### Material for this task
• • • • • • •

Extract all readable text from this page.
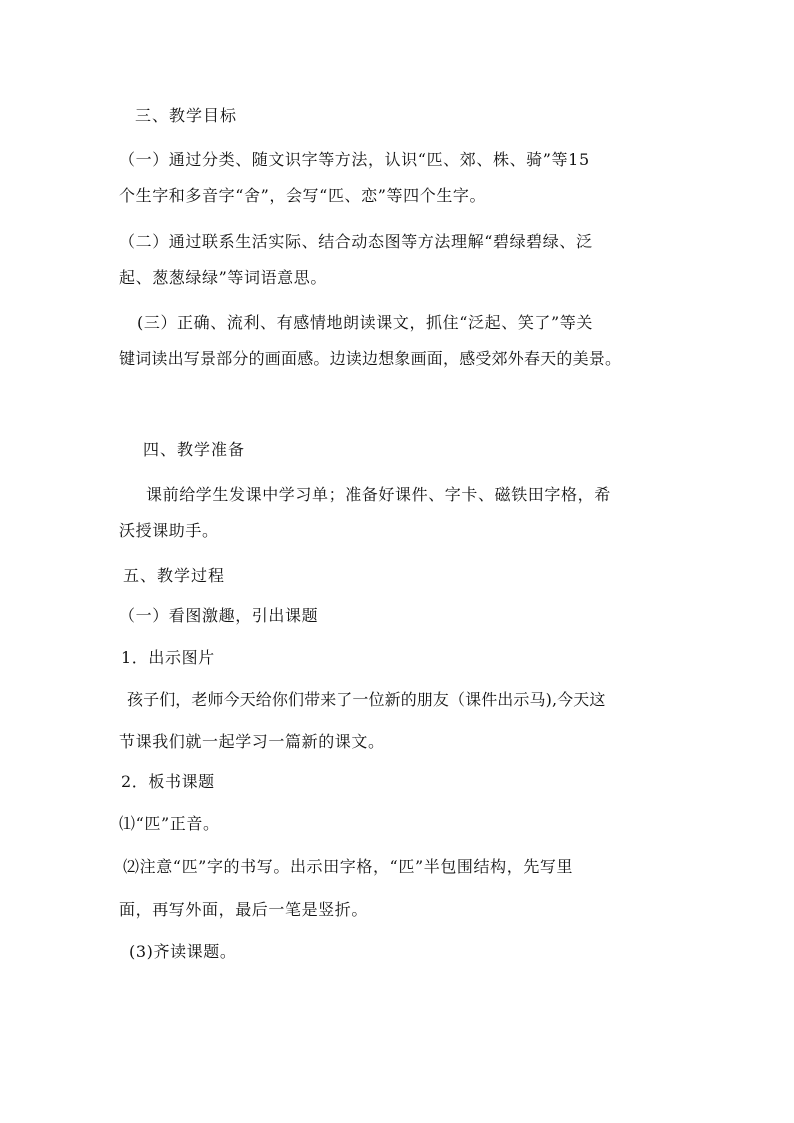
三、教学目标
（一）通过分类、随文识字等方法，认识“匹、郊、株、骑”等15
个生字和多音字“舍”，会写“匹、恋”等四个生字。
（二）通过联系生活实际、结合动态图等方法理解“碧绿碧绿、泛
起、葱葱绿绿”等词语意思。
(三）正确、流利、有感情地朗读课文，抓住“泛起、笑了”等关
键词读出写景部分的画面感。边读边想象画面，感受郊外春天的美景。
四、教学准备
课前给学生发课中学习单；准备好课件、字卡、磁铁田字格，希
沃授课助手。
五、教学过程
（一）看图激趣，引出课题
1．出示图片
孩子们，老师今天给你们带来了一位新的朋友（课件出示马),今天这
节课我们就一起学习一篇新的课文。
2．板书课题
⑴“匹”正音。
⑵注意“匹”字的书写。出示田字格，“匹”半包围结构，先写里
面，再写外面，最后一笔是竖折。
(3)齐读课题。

• • • • • • •

### Brief
Pictures are excluded; copy every other part of the records exactly.

### Problem solution
Extract all readable text from this page.
三、教学目标
（一）通过分类、随文识字等方法，认识“匹、郊、株、骑”等15
个生字和多音字“舍”，会写“匹、恋”等四个生字。
（二）通过联系生活实际、结合动态图等方法理解“碧绿碧绿、泛
起、葱葱绿绿”等词语意思。
(三）正确、流利、有感情地朗读课文，抓住“泛起、笑了”等关
键词读出写景部分的画面感。边读边想象画面，感受郊外春天的美景。
四、教学准备
课前给学生发课中学习单；准备好课件、字卡、磁铁田字格，希
沃授课助手。
五、教学过程
（一）看图激趣，引出课题
1．出示图片
孩子们，老师今天给你们带来了一位新的朋友（课件出示马),今天这
节课我们就一起学习一篇新的课文。
2．板书课题
⑴“匹”正音。
⑵注意“匹”字的书写。出示田字格，“匹”半包围结构，先写里
面，再写外面，最后一笔是竖折。
(3)齐读课题。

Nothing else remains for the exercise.